> _GOAL_
Give every entry again, word for word and in full.

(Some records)
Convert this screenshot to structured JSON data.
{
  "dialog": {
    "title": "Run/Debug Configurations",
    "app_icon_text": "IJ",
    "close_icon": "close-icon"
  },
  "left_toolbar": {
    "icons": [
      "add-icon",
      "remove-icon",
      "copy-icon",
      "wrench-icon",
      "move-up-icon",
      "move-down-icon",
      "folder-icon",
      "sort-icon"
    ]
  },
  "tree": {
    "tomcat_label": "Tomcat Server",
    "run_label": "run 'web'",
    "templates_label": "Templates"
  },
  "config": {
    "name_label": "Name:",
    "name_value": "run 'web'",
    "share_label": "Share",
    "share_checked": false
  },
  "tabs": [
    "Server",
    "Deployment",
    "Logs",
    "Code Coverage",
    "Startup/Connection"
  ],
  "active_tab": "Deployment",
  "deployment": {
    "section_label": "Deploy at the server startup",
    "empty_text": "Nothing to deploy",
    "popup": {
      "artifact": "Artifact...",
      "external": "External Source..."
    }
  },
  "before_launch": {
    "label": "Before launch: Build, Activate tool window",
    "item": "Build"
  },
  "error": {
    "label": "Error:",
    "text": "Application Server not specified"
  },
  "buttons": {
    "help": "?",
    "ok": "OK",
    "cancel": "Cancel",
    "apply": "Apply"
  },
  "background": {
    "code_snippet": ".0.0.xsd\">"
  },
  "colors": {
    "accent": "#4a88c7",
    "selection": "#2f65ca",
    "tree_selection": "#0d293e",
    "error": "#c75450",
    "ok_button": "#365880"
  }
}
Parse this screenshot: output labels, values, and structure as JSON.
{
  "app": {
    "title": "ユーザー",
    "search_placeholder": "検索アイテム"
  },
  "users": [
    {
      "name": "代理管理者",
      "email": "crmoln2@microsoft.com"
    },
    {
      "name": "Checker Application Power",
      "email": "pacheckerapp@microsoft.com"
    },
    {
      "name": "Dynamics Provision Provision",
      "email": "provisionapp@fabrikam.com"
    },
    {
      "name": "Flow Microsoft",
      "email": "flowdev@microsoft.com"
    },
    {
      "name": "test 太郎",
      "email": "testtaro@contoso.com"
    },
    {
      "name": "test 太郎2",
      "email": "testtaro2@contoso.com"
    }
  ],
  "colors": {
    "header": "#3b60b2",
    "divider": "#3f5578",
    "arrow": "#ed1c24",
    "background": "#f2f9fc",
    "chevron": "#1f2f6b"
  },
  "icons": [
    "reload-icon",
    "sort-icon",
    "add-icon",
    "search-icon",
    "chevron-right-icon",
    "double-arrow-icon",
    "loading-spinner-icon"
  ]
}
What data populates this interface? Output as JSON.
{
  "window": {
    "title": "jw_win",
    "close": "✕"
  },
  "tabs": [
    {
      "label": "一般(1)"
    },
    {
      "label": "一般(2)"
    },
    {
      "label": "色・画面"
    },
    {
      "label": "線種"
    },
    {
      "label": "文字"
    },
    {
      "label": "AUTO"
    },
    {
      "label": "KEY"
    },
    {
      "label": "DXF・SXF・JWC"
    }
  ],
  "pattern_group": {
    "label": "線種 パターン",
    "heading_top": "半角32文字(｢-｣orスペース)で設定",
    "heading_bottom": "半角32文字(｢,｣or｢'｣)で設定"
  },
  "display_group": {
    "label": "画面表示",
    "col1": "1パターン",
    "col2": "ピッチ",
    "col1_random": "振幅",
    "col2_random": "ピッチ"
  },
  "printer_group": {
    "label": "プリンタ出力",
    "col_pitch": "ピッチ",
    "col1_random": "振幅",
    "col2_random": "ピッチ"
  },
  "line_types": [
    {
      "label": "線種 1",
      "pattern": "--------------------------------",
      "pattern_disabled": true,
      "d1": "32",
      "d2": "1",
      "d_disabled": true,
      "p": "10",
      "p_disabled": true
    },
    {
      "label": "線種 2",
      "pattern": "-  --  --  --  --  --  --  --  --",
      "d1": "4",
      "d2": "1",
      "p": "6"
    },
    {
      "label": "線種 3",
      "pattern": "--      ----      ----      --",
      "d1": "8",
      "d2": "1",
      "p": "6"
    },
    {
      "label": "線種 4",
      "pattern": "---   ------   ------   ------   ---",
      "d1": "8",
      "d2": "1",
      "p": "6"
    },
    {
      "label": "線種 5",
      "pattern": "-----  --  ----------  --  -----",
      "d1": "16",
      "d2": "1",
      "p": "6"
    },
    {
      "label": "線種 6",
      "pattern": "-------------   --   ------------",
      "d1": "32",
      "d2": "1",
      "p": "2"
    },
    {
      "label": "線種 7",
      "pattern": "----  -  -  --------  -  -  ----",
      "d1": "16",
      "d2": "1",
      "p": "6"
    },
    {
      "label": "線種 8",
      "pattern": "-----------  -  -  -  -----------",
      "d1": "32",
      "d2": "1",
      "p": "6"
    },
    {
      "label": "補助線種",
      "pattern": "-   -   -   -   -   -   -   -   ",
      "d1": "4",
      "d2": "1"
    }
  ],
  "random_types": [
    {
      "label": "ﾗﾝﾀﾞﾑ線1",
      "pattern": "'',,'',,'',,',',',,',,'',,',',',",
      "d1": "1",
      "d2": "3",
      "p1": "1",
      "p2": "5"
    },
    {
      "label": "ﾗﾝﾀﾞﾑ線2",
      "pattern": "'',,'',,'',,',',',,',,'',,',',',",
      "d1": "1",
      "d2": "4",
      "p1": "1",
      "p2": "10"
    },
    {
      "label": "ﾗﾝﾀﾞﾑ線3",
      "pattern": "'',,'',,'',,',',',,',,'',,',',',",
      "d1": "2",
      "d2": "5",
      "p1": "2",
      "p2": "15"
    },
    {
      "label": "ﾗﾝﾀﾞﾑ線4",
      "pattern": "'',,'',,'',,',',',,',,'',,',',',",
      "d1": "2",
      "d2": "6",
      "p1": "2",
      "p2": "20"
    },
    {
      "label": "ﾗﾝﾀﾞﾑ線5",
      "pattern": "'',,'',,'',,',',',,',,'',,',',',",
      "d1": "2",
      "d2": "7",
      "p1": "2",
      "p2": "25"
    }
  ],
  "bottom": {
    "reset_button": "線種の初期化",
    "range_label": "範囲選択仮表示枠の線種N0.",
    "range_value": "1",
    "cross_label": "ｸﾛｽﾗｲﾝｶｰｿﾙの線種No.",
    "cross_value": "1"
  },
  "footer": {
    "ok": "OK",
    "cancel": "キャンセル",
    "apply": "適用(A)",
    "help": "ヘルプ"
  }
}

> _COMPLETED EXERCISE_
Convert this screenshot to structured JSON data.
{
  "dialog": {
    "title": "Run/Debug Configurations",
    "app_icon_text": "IJ",
    "close_icon": "close-icon"
  },
  "left_toolbar": {
    "icons": [
      "add-icon",
      "remove-icon",
      "copy-icon",
      "wrench-icon",
      "move-up-icon",
      "move-down-icon",
      "folder-icon",
      "sort-icon"
    ]
  },
  "tree": {
    "tomcat_label": "Tomcat Server",
    "run_label": "run 'web'",
    "templates_label": "Templates"
  },
  "config": {
    "name_label": "Name:",
    "name_value": "run 'web'",
    "share_label": "Share",
    "share_checked": false
  },
  "tabs": [
    "Server",
    "Deployment",
    "Logs",
    "Code Coverage",
    "Startup/Connection"
  ],
  "active_tab": "Deployment",
  "deployment": {
    "section_label": "Deploy at the server startup",
    "empty_text": "Nothing to deploy",
    "popup": {
      "artifact": "Artifact...",
      "external": "External Source..."
    }
  },
  "before_launch": {
    "label": "Before launch: Build, Activate tool window",
    "item": "Build"
  },
  "error": {
    "label": "Error:",
    "text": "Application Server not specified"
  },
  "buttons": {
    "help": "?",
    "ok": "OK",
    "cancel": "Cancel",
    "apply": "Apply"
  },
  "background": {
    "code_snippet": ".0.0.xsd\">"
  },
  "colors": {
    "accent": "#4a88c7",
    "selection": "#2f65ca",
    "tree_selection": "#0d293e",
    "error": "#c75450",
    "ok_button": "#365880"
  }
}
Parse this screenshot: output labels, values, and structure as JSON.
{
  "app": {
    "title": "ユーザー",
    "search_placeholder": "検索アイテム"
  },
  "users": [
    {
      "name": "代理管理者",
      "email": "crmoln2@microsoft.com"
    },
    {
      "name": "Checker Application Power",
      "email": "pacheckerapp@microsoft.com"
    },
    {
      "name": "Dynamics Provision Provision",
      "email": "provisionapp@fabrikam.com"
    },
    {
      "name": "Flow Microsoft",
      "email": "flowdev@microsoft.com"
    },
    {
      "name": "test 太郎",
      "email": "testtaro@contoso.com"
    },
    {
      "name": "test 太郎2",
      "email": "testtaro2@contoso.com"
    }
  ],
  "colors": {
    "header": "#3b60b2",
    "divider": "#3f5578",
    "arrow": "#ed1c24",
    "background": "#f2f9fc",
    "chevron": "#1f2f6b"
  },
  "icons": [
    "reload-icon",
    "sort-icon",
    "add-icon",
    "search-icon",
    "chevron-right-icon",
    "double-arrow-icon",
    "loading-spinner-icon"
  ]
}
What data populates this interface? Output as JSON.
{
  "window": {
    "title": "jw_win",
    "close": "✕"
  },
  "tabs": [
    {
      "label": "一般(1)"
    },
    {
      "label": "一般(2)"
    },
    {
      "label": "色・画面"
    },
    {
      "label": "線種"
    },
    {
      "label": "文字"
    },
    {
      "label": "AUTO"
    },
    {
      "label": "KEY"
    },
    {
      "label": "DXF・SXF・JWC"
    }
  ],
  "pattern_group": {
    "label": "線種 パターン",
    "heading_top": "半角32文字(｢-｣orスペース)で設定",
    "heading_bottom": "半角32文字(｢,｣or｢'｣)で設定"
  },
  "display_group": {
    "label": "画面表示",
    "col1": "1パターン",
    "col2": "ピッチ",
    "col1_random": "振幅",
    "col2_random": "ピッチ"
  },
  "printer_group": {
    "label": "プリンタ出力",
    "col_pitch": "ピッチ",
    "col1_random": "振幅",
    "col2_random": "ピッチ"
  },
  "line_types": [
    {
      "label": "線種 1",
      "pattern": "--------------------------------",
      "pattern_disabled": true,
      "d1": "32",
      "d2": "1",
      "d_disabled": true,
      "p": "10",
      "p_disabled": true
    },
    {
      "label": "線種 2",
      "pattern": "-  --  --  --  --  --  --  --  --",
      "d1": "4",
      "d2": "1",
      "p": "6"
    },
    {
      "label": "線種 3",
      "pattern": "--      ----      ----      --",
      "d1": "8",
      "d2": "1",
      "p": "6"
    },
    {
      "label": "線種 4",
      "pattern": "---   ------   ------   ------   ---",
      "d1": "8",
      "d2": "1",
      "p": "6"
    },
    {
      "label": "線種 5",
      "pattern": "-----  --  ----------  --  -----",
      "d1": "16",
      "d2": "1",
      "p": "6"
    },
    {
      "label": "線種 6",
      "pattern": "-------------   --   ------------",
      "d1": "32",
      "d2": "1",
      "p": "2"
    },
    {
      "label": "線種 7",
      "pattern": "----  -  -  --------  -  -  ----",
      "d1": "16",
      "d2": "1",
      "p": "6"
    },
    {
      "label": "線種 8",
      "pattern": "-----------  -  -  -  -----------",
      "d1": "32",
      "d2": "1",
      "p": "6"
    },
    {
      "label": "補助線種",
      "pattern": "-   -   -   -   -   -   -   -   ",
      "d1": "4",
      "d2": "1"
    }
  ],
  "random_types": [
    {
      "label": "ﾗﾝﾀﾞﾑ線1",
      "pattern": "'',,'',,'',,',',',,',,'',,',',',",
      "d1": "1",
      "d2": "3",
      "p1": "1",
      "p2": "5"
    },
    {
      "label": "ﾗﾝﾀﾞﾑ線2",
      "pattern": "'',,'',,'',,',',',,',,'',,',',',",
      "d1": "1",
      "d2": "4",
      "p1": "1",
      "p2": "10"
    },
    {
      "label": "ﾗﾝﾀﾞﾑ線3",
      "pattern": "'',,'',,'',,',',',,',,'',,',',',",
      "d1": "2",
      "d2": "5",
      "p1": "2",
      "p2": "15"
    },
    {
      "label": "ﾗﾝﾀﾞﾑ線4",
      "pattern": "'',,'',,'',,',',',,',,'',,',',',",
      "d1": "2",
      "d2": "6",
      "p1": "2",
      "p2": "20"
    },
    {
      "label": "ﾗﾝﾀﾞﾑ線5",
      "pattern": "'',,'',,'',,',',',,',,'',,',',',",
      "d1": "2",
      "d2": "7",
      "p1": "2",
      "p2": "25"
    }
  ],
  "bottom": {
    "reset_button": "線種の初期化",
    "range_label": "範囲選択仮表示枠の線種N0.",
    "range_value": "1",
    "cross_label": "ｸﾛｽﾗｲﾝｶｰｿﾙの線種No.",
    "cross_value": "1"
  },
  "footer": {
    "ok": "OK",
    "cancel": "キャンセル",
    "apply": "適用(A)",
    "help": "ヘルプ"
  }
}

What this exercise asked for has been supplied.